Written request ▸ Rewrite every row with "screenshot" changed to "screen capture" and everything else left the same. Omit the pictures from your answer.
++++ Extracted material
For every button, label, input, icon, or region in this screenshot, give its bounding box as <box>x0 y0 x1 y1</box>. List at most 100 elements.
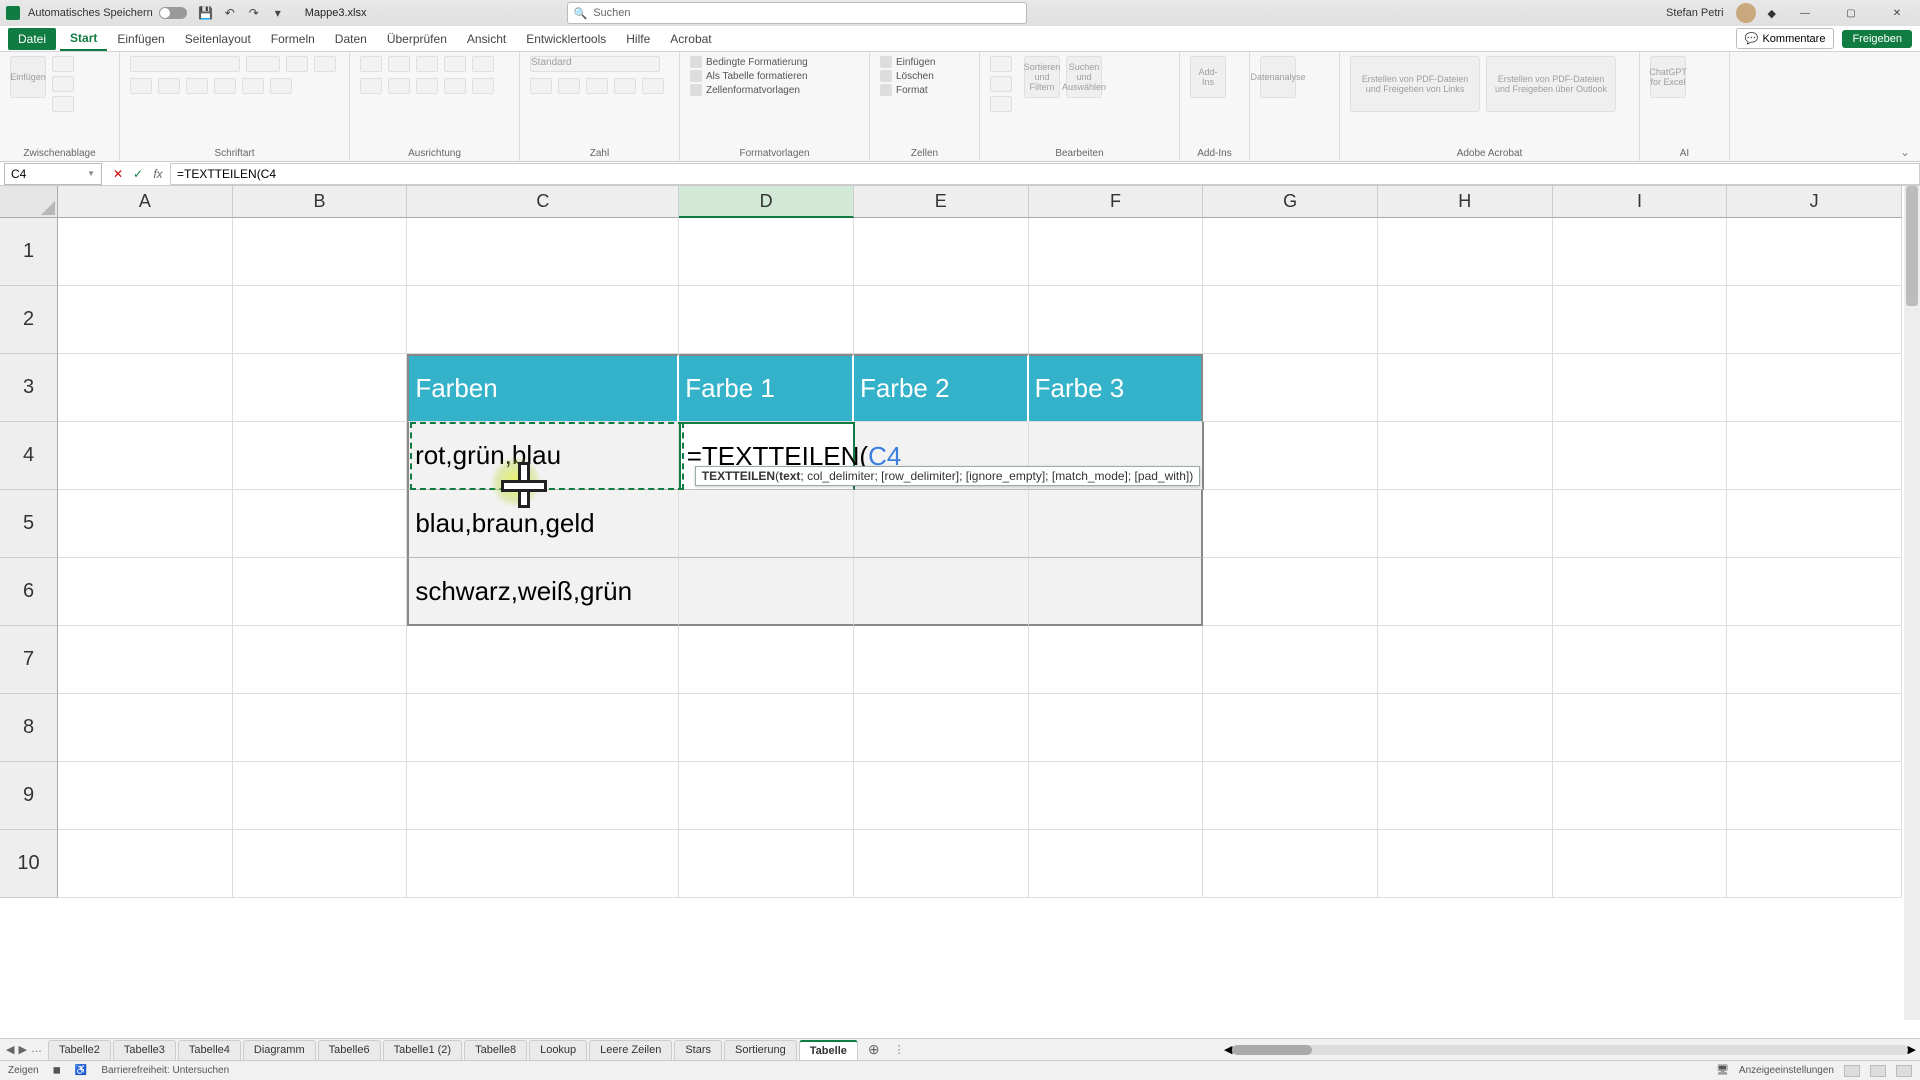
conditional-formatting-button[interactable]: Bedingte Formatierung <box>690 56 859 68</box>
align-top-icon[interactable] <box>360 56 382 72</box>
tab-einfuegen[interactable]: Einfügen <box>107 28 174 50</box>
table-header-farbe2[interactable]: Farbe 2 <box>854 354 1029 422</box>
indent-decrease-icon[interactable] <box>444 78 466 94</box>
col-G[interactable]: G <box>1203 186 1378 218</box>
col-E[interactable]: E <box>854 186 1029 218</box>
align-right-icon[interactable] <box>416 78 438 94</box>
select-all-corner[interactable] <box>0 186 58 218</box>
cell-E6[interactable] <box>854 558 1029 626</box>
macro-record-icon[interactable]: ◼ <box>53 1065 61 1076</box>
ribbon-collapse-icon[interactable]: ⌄ <box>1740 145 1910 159</box>
acrobat-create-link-button[interactable]: Erstellen von PDF-Dateien und Freigeben … <box>1350 56 1480 112</box>
italic-icon[interactable] <box>158 78 180 94</box>
acrobat-create-outlook-button[interactable]: Erstellen von PDF-Dateien und Freigeben … <box>1486 56 1616 112</box>
display-settings-icon[interactable]: 🖥 <box>1716 1065 1729 1076</box>
increase-font-icon[interactable] <box>286 56 308 72</box>
format-as-table-button[interactable]: Als Tabelle formatieren <box>690 70 859 82</box>
autosave-toggle[interactable] <box>159 7 187 19</box>
sheet-nav-more-icon[interactable]: … <box>31 1043 42 1056</box>
tab-ansicht[interactable]: Ansicht <box>457 28 516 50</box>
fill-icon[interactable] <box>990 76 1012 92</box>
sheet-tab-tabelle2[interactable]: Tabelle2 <box>48 1040 111 1060</box>
find-select-button[interactable]: Suchen und Auswählen <box>1066 56 1102 98</box>
accessibility-check[interactable]: Barrierefreiheit: Untersuchen <box>101 1065 229 1076</box>
tab-entwicklertools[interactable]: Entwicklertools <box>516 28 616 50</box>
copy-icon[interactable] <box>52 76 74 92</box>
share-button[interactable]: Freigeben <box>1842 30 1912 48</box>
table-header-farbe1[interactable]: Farbe 1 <box>679 354 854 422</box>
paste-button[interactable]: Einfügen <box>10 56 46 98</box>
align-left-icon[interactable] <box>360 78 382 94</box>
data-analysis-button[interactable]: Datenanalyse <box>1260 56 1296 98</box>
sheet-tab-sortierung[interactable]: Sortierung <box>724 1040 797 1060</box>
decimal-dec-icon[interactable] <box>642 78 664 94</box>
cell-F6[interactable] <box>1029 558 1204 626</box>
name-box[interactable]: C4 ▼ <box>4 163 102 185</box>
vscroll-thumb[interactable] <box>1906 186 1918 306</box>
format-painter-icon[interactable] <box>52 96 74 112</box>
table-header-farbe3[interactable]: Farbe 3 <box>1029 354 1204 422</box>
hscroll-left-icon[interactable]: ◀ <box>1224 1043 1232 1056</box>
percent-icon[interactable] <box>558 78 580 94</box>
vertical-scrollbar[interactable] <box>1904 186 1920 1020</box>
insert-cells-button[interactable]: Einfügen <box>880 56 969 68</box>
comments-button[interactable]: 💬Kommentare <box>1736 28 1835 49</box>
orientation-icon[interactable] <box>444 56 466 72</box>
sheet-tab-tabelle6[interactable]: Tabelle6 <box>318 1040 381 1060</box>
sheet-tab-tabelle[interactable]: Tabelle <box>799 1040 858 1060</box>
accept-formula-icon[interactable]: ✓ <box>130 167 146 181</box>
underline-icon[interactable] <box>186 78 208 94</box>
autosum-icon[interactable] <box>990 56 1012 72</box>
font-size[interactable] <box>246 56 280 72</box>
redo-icon[interactable]: ↷ <box>247 6 261 20</box>
row-7[interactable]: 7 <box>0 626 58 694</box>
sheet-tab-lookup[interactable]: Lookup <box>529 1040 587 1060</box>
horizontal-scrollbar[interactable]: ◀ ▶ <box>1220 1043 1920 1057</box>
sheet-nav-next-icon[interactable]: ▶ <box>18 1043 26 1056</box>
bold-icon[interactable] <box>130 78 152 94</box>
row-9[interactable]: 9 <box>0 762 58 830</box>
decrease-font-icon[interactable] <box>314 56 336 72</box>
sheet-tab-tabelle1-2-[interactable]: Tabelle1 (2) <box>383 1040 462 1060</box>
cell-D4-editing[interactable]: =TEXTTEILEN(C4 TEXTTEILEN(text; col_deli… <box>679 422 855 490</box>
diamond-icon[interactable]: ◆ <box>1768 7 1776 20</box>
row-1[interactable]: 1 <box>0 218 58 286</box>
cell-D6[interactable] <box>679 558 854 626</box>
page-layout-view-icon[interactable] <box>1870 1065 1886 1077</box>
row-8[interactable]: 8 <box>0 694 58 762</box>
filename[interactable]: Mappe3.xlsx <box>305 7 367 19</box>
align-center-icon[interactable] <box>388 78 410 94</box>
minimize-button[interactable]: — <box>1788 2 1822 24</box>
tab-file[interactable]: Datei <box>8 28 56 50</box>
chatgpt-button[interactable]: ChatGPT for Excel <box>1650 56 1686 98</box>
col-I[interactable]: I <box>1553 186 1728 218</box>
row-10[interactable]: 10 <box>0 830 58 898</box>
formula-input[interactable]: =TEXTTEILEN(C4 <box>170 163 1920 185</box>
table-header-farben[interactable]: Farben <box>407 354 679 422</box>
undo-icon[interactable]: ↶ <box>223 6 237 20</box>
tab-daten[interactable]: Daten <box>325 28 377 50</box>
tab-formeln[interactable]: Formeln <box>261 28 325 50</box>
search-box[interactable]: 🔍 Suchen <box>567 2 1027 24</box>
addins-button[interactable]: Add-Ins <box>1190 56 1226 98</box>
sheet-tab-tabelle4[interactable]: Tabelle4 <box>178 1040 241 1060</box>
col-J[interactable]: J <box>1727 186 1902 218</box>
font-name[interactable] <box>130 56 240 72</box>
row-3[interactable]: 3 <box>0 354 58 422</box>
cancel-formula-icon[interactable]: ✕ <box>110 167 126 181</box>
col-C[interactable]: C <box>407 186 679 218</box>
cell-E5[interactable] <box>854 490 1029 558</box>
delete-cells-button[interactable]: Löschen <box>880 70 969 82</box>
indent-increase-icon[interactable] <box>472 78 494 94</box>
hscroll-right-icon[interactable]: ▶ <box>1908 1043 1916 1056</box>
qat-dropdown-icon[interactable]: ▾ <box>271 6 285 20</box>
cell-C6[interactable]: schwarz,weiß,grün <box>407 558 679 626</box>
align-middle-icon[interactable] <box>388 56 410 72</box>
comma-icon[interactable] <box>586 78 608 94</box>
sort-filter-button[interactable]: Sortieren und Filtern <box>1024 56 1060 98</box>
row-2[interactable]: 2 <box>0 286 58 354</box>
cell-F5[interactable] <box>1029 490 1204 558</box>
sheet-more-icon[interactable]: ⋮ <box>888 1043 911 1056</box>
row-6[interactable]: 6 <box>0 558 58 626</box>
col-B[interactable]: B <box>233 186 408 218</box>
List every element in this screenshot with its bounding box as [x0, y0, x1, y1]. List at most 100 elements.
++++++++
Task output ▸
For every button, label, input, icon, or region in this screen capture, give its bounding box as <box>x0 y0 x1 y1</box>. List at most 100 elements.
conditional-formatting-button[interactable]: Bedingte Formatierung <box>690 56 859 68</box>
align-top-icon[interactable] <box>360 56 382 72</box>
tab-einfuegen[interactable]: Einfügen <box>107 28 174 50</box>
table-header-farbe2[interactable]: Farbe 2 <box>854 354 1029 422</box>
indent-decrease-icon[interactable] <box>444 78 466 94</box>
col-G[interactable]: G <box>1203 186 1378 218</box>
col-E[interactable]: E <box>854 186 1029 218</box>
align-right-icon[interactable] <box>416 78 438 94</box>
select-all-corner[interactable] <box>0 186 58 218</box>
cell-E6[interactable] <box>854 558 1029 626</box>
macro-record-icon[interactable]: ◼ <box>53 1065 61 1076</box>
ribbon-collapse-icon[interactable]: ⌄ <box>1740 145 1910 159</box>
acrobat-create-link-button[interactable]: Erstellen von PDF-Dateien und Freigeben … <box>1350 56 1480 112</box>
italic-icon[interactable] <box>158 78 180 94</box>
acrobat-create-outlook-button[interactable]: Erstellen von PDF-Dateien und Freigeben … <box>1486 56 1616 112</box>
display-settings-icon[interactable]: 🖥 <box>1716 1065 1729 1076</box>
increase-font-icon[interactable] <box>286 56 308 72</box>
format-as-table-button[interactable]: Als Tabelle formatieren <box>690 70 859 82</box>
autosave-toggle[interactable] <box>159 7 187 19</box>
sheet-nav-more-icon[interactable]: … <box>31 1043 42 1056</box>
tab-ansicht[interactable]: Ansicht <box>457 28 516 50</box>
fill-icon[interactable] <box>990 76 1012 92</box>
sheet-tab-tabelle2[interactable]: Tabelle2 <box>48 1040 111 1060</box>
find-select-button[interactable]: Suchen und Auswählen <box>1066 56 1102 98</box>
accessibility-check[interactable]: Barrierefreiheit: Untersuchen <box>101 1065 229 1076</box>
tab-entwicklertools[interactable]: Entwicklertools <box>516 28 616 50</box>
copy-icon[interactable] <box>52 76 74 92</box>
share-button[interactable]: Freigeben <box>1842 30 1912 48</box>
table-header-farbe1[interactable]: Farbe 1 <box>679 354 854 422</box>
paste-button[interactable]: Einfügen <box>10 56 46 98</box>
align-left-icon[interactable] <box>360 78 382 94</box>
data-analysis-button[interactable]: Datenanalyse <box>1260 56 1296 98</box>
sheet-tab-sortierung[interactable]: Sortierung <box>724 1040 797 1060</box>
decimal-dec-icon[interactable] <box>642 78 664 94</box>
cell-F6[interactable] <box>1029 558 1204 626</box>
name-box[interactable]: C4 ▼ <box>4 163 102 185</box>
vscroll-thumb[interactable] <box>1906 186 1918 306</box>
format-painter-icon[interactable] <box>52 96 74 112</box>
table-header-farbe3[interactable]: Farbe 3 <box>1029 354 1204 422</box>
hscroll-left-icon[interactable]: ◀ <box>1224 1043 1232 1056</box>
percent-icon[interactable] <box>558 78 580 94</box>
vertical-scrollbar[interactable] <box>1904 186 1920 1020</box>
insert-cells-button[interactable]: Einfügen <box>880 56 969 68</box>
comments-button[interactable]: 💬Kommentare <box>1736 28 1835 49</box>
orientation-icon[interactable] <box>444 56 466 72</box>
sheet-tab-tabelle6[interactable]: Tabelle6 <box>318 1040 381 1060</box>
sheet-tab-tabelle[interactable]: Tabelle <box>799 1040 858 1060</box>
accept-formula-icon[interactable]: ✓ <box>130 167 146 181</box>
underline-icon[interactable] <box>186 78 208 94</box>
autosum-icon[interactable] <box>990 56 1012 72</box>
font-size[interactable] <box>246 56 280 72</box>
redo-icon[interactable]: ↷ <box>247 6 261 20</box>
row-7[interactable]: 7 <box>0 626 58 694</box>
sheet-tab-lookup[interactable]: Lookup <box>529 1040 587 1060</box>
horizontal-scrollbar[interactable]: ◀ ▶ <box>1220 1043 1920 1057</box>
sheet-nav-next-icon[interactable]: ▶ <box>18 1043 26 1056</box>
bold-icon[interactable] <box>130 78 152 94</box>
row-9[interactable]: 9 <box>0 762 58 830</box>
decrease-font-icon[interactable] <box>314 56 336 72</box>
sheet-tab-tabelle1-2-[interactable]: Tabelle1 (2) <box>383 1040 462 1060</box>
cell-D4-editing[interactable]: =TEXTTEILEN(C4 TEXTTEILEN(text; col_deli… <box>679 422 855 490</box>
diamond-icon[interactable]: ◆ <box>1768 7 1776 20</box>
row-1[interactable]: 1 <box>0 218 58 286</box>
cell-D6[interactable] <box>679 558 854 626</box>
page-layout-view-icon[interactable] <box>1870 1065 1886 1077</box>
row-8[interactable]: 8 <box>0 694 58 762</box>
filename[interactable]: Mappe3.xlsx <box>305 7 367 19</box>
align-center-icon[interactable] <box>388 78 410 94</box>
minimize-button[interactable]: — <box>1788 2 1822 24</box>
tab-file[interactable]: Datei <box>8 28 56 50</box>
chatgpt-button[interactable]: ChatGPT for Excel <box>1650 56 1686 98</box>
col-I[interactable]: I <box>1553 186 1728 218</box>
row-10[interactable]: 10 <box>0 830 58 898</box>
formula-input[interactable]: =TEXTTEILEN(C4 <box>170 163 1920 185</box>
table-header-farben[interactable]: Farben <box>407 354 679 422</box>
undo-icon[interactable]: ↶ <box>223 6 237 20</box>
tab-daten[interactable]: Daten <box>325 28 377 50</box>
tab-formeln[interactable]: Formeln <box>261 28 325 50</box>
search-box[interactable]: 🔍 Suchen <box>567 2 1027 24</box>
addins-button[interactable]: Add-Ins <box>1190 56 1226 98</box>
sheet-tab-tabelle4[interactable]: Tabelle4 <box>178 1040 241 1060</box>
col-J[interactable]: J <box>1727 186 1902 218</box>
font-name[interactable] <box>130 56 240 72</box>
row-3[interactable]: 3 <box>0 354 58 422</box>
cancel-formula-icon[interactable]: ✕ <box>110 167 126 181</box>
col-C[interactable]: C <box>407 186 679 218</box>
cell-E5[interactable] <box>854 490 1029 558</box>
delete-cells-button[interactable]: Löschen <box>880 70 969 82</box>
indent-increase-icon[interactable] <box>472 78 494 94</box>
hscroll-right-icon[interactable]: ▶ <box>1908 1043 1916 1056</box>
qat-dropdown-icon[interactable]: ▾ <box>271 6 285 20</box>
cell-C6[interactable]: schwarz,weiß,grün <box>407 558 679 626</box>
align-middle-icon[interactable] <box>388 56 410 72</box>
comma-icon[interactable] <box>586 78 608 94</box>
sort-filter-button[interactable]: Sortieren und Filtern <box>1024 56 1060 98</box>
row-2[interactable]: 2 <box>0 286 58 354</box>
cell-F5[interactable] <box>1029 490 1204 558</box>
sheet-more-icon[interactable]: ⋮ <box>888 1043 911 1056</box>
row-6[interactable]: 6 <box>0 558 58 626</box>
col-B[interactable]: B <box>233 186 408 218</box>
List every element in this screen capture with its bounding box as [x0, y0, x1, y1]. List at most 100 elements.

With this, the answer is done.